[Extracts from a graphics dataset]
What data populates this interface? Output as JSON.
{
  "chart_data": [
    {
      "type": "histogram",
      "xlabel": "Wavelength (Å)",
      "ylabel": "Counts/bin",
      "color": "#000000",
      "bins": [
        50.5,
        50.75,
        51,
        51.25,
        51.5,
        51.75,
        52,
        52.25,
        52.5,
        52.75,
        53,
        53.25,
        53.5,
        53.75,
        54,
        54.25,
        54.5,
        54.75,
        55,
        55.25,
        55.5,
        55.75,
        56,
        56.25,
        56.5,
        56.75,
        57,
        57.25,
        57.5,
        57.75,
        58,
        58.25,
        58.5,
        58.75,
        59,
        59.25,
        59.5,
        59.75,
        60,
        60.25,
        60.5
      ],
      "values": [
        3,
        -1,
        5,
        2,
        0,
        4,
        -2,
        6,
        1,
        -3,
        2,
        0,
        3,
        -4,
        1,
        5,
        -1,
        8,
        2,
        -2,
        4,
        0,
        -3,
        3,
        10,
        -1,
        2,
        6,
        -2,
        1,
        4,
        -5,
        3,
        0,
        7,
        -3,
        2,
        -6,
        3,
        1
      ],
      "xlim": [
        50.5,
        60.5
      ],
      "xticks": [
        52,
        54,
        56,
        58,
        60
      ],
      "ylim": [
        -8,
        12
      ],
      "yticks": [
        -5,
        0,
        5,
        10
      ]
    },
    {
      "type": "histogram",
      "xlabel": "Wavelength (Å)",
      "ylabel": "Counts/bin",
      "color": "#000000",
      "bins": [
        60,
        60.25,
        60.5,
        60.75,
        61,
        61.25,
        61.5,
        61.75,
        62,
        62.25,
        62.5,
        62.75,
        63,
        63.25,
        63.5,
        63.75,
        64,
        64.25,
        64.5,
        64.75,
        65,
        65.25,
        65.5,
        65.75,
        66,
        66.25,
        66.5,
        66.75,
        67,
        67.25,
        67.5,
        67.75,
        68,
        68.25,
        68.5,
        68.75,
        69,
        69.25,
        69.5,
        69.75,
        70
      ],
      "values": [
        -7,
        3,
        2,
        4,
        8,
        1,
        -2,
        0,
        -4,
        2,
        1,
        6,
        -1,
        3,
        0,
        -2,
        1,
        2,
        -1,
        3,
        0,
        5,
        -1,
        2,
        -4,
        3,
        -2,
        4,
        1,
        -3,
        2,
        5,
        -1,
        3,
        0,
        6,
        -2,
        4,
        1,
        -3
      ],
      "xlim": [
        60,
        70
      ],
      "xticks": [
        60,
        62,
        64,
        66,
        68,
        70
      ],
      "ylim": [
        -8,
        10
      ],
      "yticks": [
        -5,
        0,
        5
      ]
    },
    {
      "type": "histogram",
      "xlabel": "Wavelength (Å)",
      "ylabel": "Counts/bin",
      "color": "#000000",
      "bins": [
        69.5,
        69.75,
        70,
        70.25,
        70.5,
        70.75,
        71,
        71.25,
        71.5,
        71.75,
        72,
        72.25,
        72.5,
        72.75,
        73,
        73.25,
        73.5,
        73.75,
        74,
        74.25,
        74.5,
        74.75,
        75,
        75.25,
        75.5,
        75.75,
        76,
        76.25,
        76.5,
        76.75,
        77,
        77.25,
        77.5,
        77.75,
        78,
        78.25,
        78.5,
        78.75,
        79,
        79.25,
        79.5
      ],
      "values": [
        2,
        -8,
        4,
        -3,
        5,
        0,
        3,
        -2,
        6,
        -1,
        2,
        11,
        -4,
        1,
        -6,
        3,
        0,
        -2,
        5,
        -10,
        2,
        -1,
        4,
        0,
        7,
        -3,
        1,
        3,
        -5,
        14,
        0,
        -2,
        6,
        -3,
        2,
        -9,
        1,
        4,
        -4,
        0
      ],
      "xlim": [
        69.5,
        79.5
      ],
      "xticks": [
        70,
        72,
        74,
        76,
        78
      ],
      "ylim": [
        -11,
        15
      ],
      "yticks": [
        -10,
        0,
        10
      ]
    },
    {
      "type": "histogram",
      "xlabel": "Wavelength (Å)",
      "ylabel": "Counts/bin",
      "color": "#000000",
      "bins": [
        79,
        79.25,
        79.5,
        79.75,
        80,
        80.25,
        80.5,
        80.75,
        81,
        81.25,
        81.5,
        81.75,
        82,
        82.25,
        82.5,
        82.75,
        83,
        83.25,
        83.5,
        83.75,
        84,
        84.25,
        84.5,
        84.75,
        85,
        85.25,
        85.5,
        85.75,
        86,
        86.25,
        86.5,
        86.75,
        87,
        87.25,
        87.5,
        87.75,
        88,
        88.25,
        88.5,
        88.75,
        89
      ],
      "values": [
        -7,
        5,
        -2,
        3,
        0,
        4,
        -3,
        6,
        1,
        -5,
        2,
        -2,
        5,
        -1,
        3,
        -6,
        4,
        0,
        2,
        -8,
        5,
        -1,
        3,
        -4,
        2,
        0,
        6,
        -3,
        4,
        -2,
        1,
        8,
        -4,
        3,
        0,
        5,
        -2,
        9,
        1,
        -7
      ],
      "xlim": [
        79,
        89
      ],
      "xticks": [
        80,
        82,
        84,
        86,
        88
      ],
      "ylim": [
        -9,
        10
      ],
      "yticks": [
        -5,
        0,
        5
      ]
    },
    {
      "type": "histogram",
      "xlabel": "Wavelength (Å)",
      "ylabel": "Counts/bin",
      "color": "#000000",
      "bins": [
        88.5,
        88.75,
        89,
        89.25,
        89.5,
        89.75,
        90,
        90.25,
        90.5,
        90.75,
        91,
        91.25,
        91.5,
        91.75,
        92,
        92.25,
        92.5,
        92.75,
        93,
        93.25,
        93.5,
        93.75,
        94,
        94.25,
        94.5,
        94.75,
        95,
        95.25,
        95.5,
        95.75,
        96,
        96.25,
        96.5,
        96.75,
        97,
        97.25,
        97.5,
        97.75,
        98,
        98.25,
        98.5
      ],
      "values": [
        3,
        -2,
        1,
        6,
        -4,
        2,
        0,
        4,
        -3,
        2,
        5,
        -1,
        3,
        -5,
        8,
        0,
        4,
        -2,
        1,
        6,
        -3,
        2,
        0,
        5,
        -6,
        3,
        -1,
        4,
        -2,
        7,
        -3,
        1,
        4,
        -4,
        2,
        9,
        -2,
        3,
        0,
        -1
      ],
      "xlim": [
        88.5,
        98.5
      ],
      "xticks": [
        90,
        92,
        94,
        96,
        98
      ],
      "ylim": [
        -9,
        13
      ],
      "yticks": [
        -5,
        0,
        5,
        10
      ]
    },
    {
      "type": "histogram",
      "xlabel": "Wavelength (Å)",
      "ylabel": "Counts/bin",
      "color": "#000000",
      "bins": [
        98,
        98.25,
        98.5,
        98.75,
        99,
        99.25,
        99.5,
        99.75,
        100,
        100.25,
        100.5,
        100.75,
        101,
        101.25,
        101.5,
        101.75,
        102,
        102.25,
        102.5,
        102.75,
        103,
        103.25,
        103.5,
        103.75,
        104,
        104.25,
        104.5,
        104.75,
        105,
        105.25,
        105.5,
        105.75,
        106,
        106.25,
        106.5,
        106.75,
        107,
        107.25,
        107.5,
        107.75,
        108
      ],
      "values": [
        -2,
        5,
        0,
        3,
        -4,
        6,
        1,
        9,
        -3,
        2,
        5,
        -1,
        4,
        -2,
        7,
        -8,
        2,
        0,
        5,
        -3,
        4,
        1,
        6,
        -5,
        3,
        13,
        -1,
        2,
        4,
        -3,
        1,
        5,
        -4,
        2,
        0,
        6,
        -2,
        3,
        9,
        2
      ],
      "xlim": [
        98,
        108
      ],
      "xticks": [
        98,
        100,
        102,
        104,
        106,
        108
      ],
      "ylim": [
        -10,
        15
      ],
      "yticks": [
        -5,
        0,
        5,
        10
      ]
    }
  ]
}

- **TASK DIRECTIONS**: Can you restate every record above word for word?

- **WRITTEN ANSWER**:
What data populates this interface? Output as JSON.
{
  "chart_data": [
    {
      "type": "histogram",
      "xlabel": "Wavelength (Å)",
      "ylabel": "Counts/bin",
      "color": "#000000",
      "bins": [
        50.5,
        50.75,
        51,
        51.25,
        51.5,
        51.75,
        52,
        52.25,
        52.5,
        52.75,
        53,
        53.25,
        53.5,
        53.75,
        54,
        54.25,
        54.5,
        54.75,
        55,
        55.25,
        55.5,
        55.75,
        56,
        56.25,
        56.5,
        56.75,
        57,
        57.25,
        57.5,
        57.75,
        58,
        58.25,
        58.5,
        58.75,
        59,
        59.25,
        59.5,
        59.75,
        60,
        60.25,
        60.5
      ],
      "values": [
        3,
        -1,
        5,
        2,
        0,
        4,
        -2,
        6,
        1,
        -3,
        2,
        0,
        3,
        -4,
        1,
        5,
        -1,
        8,
        2,
        -2,
        4,
        0,
        -3,
        3,
        10,
        -1,
        2,
        6,
        -2,
        1,
        4,
        -5,
        3,
        0,
        7,
        -3,
        2,
        -6,
        3,
        1
      ],
      "xlim": [
        50.5,
        60.5
      ],
      "xticks": [
        52,
        54,
        56,
        58,
        60
      ],
      "ylim": [
        -8,
        12
      ],
      "yticks": [
        -5,
        0,
        5,
        10
      ]
    },
    {
      "type": "histogram",
      "xlabel": "Wavelength (Å)",
      "ylabel": "Counts/bin",
      "color": "#000000",
      "bins": [
        60,
        60.25,
        60.5,
        60.75,
        61,
        61.25,
        61.5,
        61.75,
        62,
        62.25,
        62.5,
        62.75,
        63,
        63.25,
        63.5,
        63.75,
        64,
        64.25,
        64.5,
        64.75,
        65,
        65.25,
        65.5,
        65.75,
        66,
        66.25,
        66.5,
        66.75,
        67,
        67.25,
        67.5,
        67.75,
        68,
        68.25,
        68.5,
        68.75,
        69,
        69.25,
        69.5,
        69.75,
        70
      ],
      "values": [
        -7,
        3,
        2,
        4,
        8,
        1,
        -2,
        0,
        -4,
        2,
        1,
        6,
        -1,
        3,
        0,
        -2,
        1,
        2,
        -1,
        3,
        0,
        5,
        -1,
        2,
        -4,
        3,
        -2,
        4,
        1,
        -3,
        2,
        5,
        -1,
        3,
        0,
        6,
        -2,
        4,
        1,
        -3
      ],
      "xlim": [
        60,
        70
      ],
      "xticks": [
        60,
        62,
        64,
        66,
        68,
        70
      ],
      "ylim": [
        -8,
        10
      ],
      "yticks": [
        -5,
        0,
        5
      ]
    },
    {
      "type": "histogram",
      "xlabel": "Wavelength (Å)",
      "ylabel": "Counts/bin",
      "color": "#000000",
      "bins": [
        69.5,
        69.75,
        70,
        70.25,
        70.5,
        70.75,
        71,
        71.25,
        71.5,
        71.75,
        72,
        72.25,
        72.5,
        72.75,
        73,
        73.25,
        73.5,
        73.75,
        74,
        74.25,
        74.5,
        74.75,
        75,
        75.25,
        75.5,
        75.75,
        76,
        76.25,
        76.5,
        76.75,
        77,
        77.25,
        77.5,
        77.75,
        78,
        78.25,
        78.5,
        78.75,
        79,
        79.25,
        79.5
      ],
      "values": [
        2,
        -8,
        4,
        -3,
        5,
        0,
        3,
        -2,
        6,
        -1,
        2,
        11,
        -4,
        1,
        -6,
        3,
        0,
        -2,
        5,
        -10,
        2,
        -1,
        4,
        0,
        7,
        -3,
        1,
        3,
        -5,
        14,
        0,
        -2,
        6,
        -3,
        2,
        -9,
        1,
        4,
        -4,
        0
      ],
      "xlim": [
        69.5,
        79.5
      ],
      "xticks": [
        70,
        72,
        74,
        76,
        78
      ],
      "ylim": [
        -11,
        15
      ],
      "yticks": [
        -10,
        0,
        10
      ]
    },
    {
      "type": "histogram",
      "xlabel": "Wavelength (Å)",
      "ylabel": "Counts/bin",
      "color": "#000000",
      "bins": [
        79,
        79.25,
        79.5,
        79.75,
        80,
        80.25,
        80.5,
        80.75,
        81,
        81.25,
        81.5,
        81.75,
        82,
        82.25,
        82.5,
        82.75,
        83,
        83.25,
        83.5,
        83.75,
        84,
        84.25,
        84.5,
        84.75,
        85,
        85.25,
        85.5,
        85.75,
        86,
        86.25,
        86.5,
        86.75,
        87,
        87.25,
        87.5,
        87.75,
        88,
        88.25,
        88.5,
        88.75,
        89
      ],
      "values": [
        -7,
        5,
        -2,
        3,
        0,
        4,
        -3,
        6,
        1,
        -5,
        2,
        -2,
        5,
        -1,
        3,
        -6,
        4,
        0,
        2,
        -8,
        5,
        -1,
        3,
        -4,
        2,
        0,
        6,
        -3,
        4,
        -2,
        1,
        8,
        -4,
        3,
        0,
        5,
        -2,
        9,
        1,
        -7
      ],
      "xlim": [
        79,
        89
      ],
      "xticks": [
        80,
        82,
        84,
        86,
        88
      ],
      "ylim": [
        -9,
        10
      ],
      "yticks": [
        -5,
        0,
        5
      ]
    },
    {
      "type": "histogram",
      "xlabel": "Wavelength (Å)",
      "ylabel": "Counts/bin",
      "color": "#000000",
      "bins": [
        88.5,
        88.75,
        89,
        89.25,
        89.5,
        89.75,
        90,
        90.25,
        90.5,
        90.75,
        91,
        91.25,
        91.5,
        91.75,
        92,
        92.25,
        92.5,
        92.75,
        93,
        93.25,
        93.5,
        93.75,
        94,
        94.25,
        94.5,
        94.75,
        95,
        95.25,
        95.5,
        95.75,
        96,
        96.25,
        96.5,
        96.75,
        97,
        97.25,
        97.5,
        97.75,
        98,
        98.25,
        98.5
      ],
      "values": [
        3,
        -2,
        1,
        6,
        -4,
        2,
        0,
        4,
        -3,
        2,
        5,
        -1,
        3,
        -5,
        8,
        0,
        4,
        -2,
        1,
        6,
        -3,
        2,
        0,
        5,
        -6,
        3,
        -1,
        4,
        -2,
        7,
        -3,
        1,
        4,
        -4,
        2,
        9,
        -2,
        3,
        0,
        -1
      ],
      "xlim": [
        88.5,
        98.5
      ],
      "xticks": [
        90,
        92,
        94,
        96,
        98
      ],
      "ylim": [
        -9,
        13
      ],
      "yticks": [
        -5,
        0,
        5,
        10
      ]
    },
    {
      "type": "histogram",
      "xlabel": "Wavelength (Å)",
      "ylabel": "Counts/bin",
      "color": "#000000",
      "bins": [
        98,
        98.25,
        98.5,
        98.75,
        99,
        99.25,
        99.5,
        99.75,
        100,
        100.25,
        100.5,
        100.75,
        101,
        101.25,
        101.5,
        101.75,
        102,
        102.25,
        102.5,
        102.75,
        103,
        103.25,
        103.5,
        103.75,
        104,
        104.25,
        104.5,
        104.75,
        105,
        105.25,
        105.5,
        105.75,
        106,
        106.25,
        106.5,
        106.75,
        107,
        107.25,
        107.5,
        107.75,
        108
      ],
      "values": [
        -2,
        5,
        0,
        3,
        -4,
        6,
        1,
        9,
        -3,
        2,
        5,
        -1,
        4,
        -2,
        7,
        -8,
        2,
        0,
        5,
        -3,
        4,
        1,
        6,
        -5,
        3,
        13,
        -1,
        2,
        4,
        -3,
        1,
        5,
        -4,
        2,
        0,
        6,
        -2,
        3,
        9,
        2
      ],
      "xlim": [
        98,
        108
      ],
      "xticks": [
        98,
        100,
        102,
        104,
        106,
        108
      ],
      "ylim": [
        -10,
        15
      ],
      "yticks": [
        -5,
        0,
        5,
        10
      ]
    }
  ]
}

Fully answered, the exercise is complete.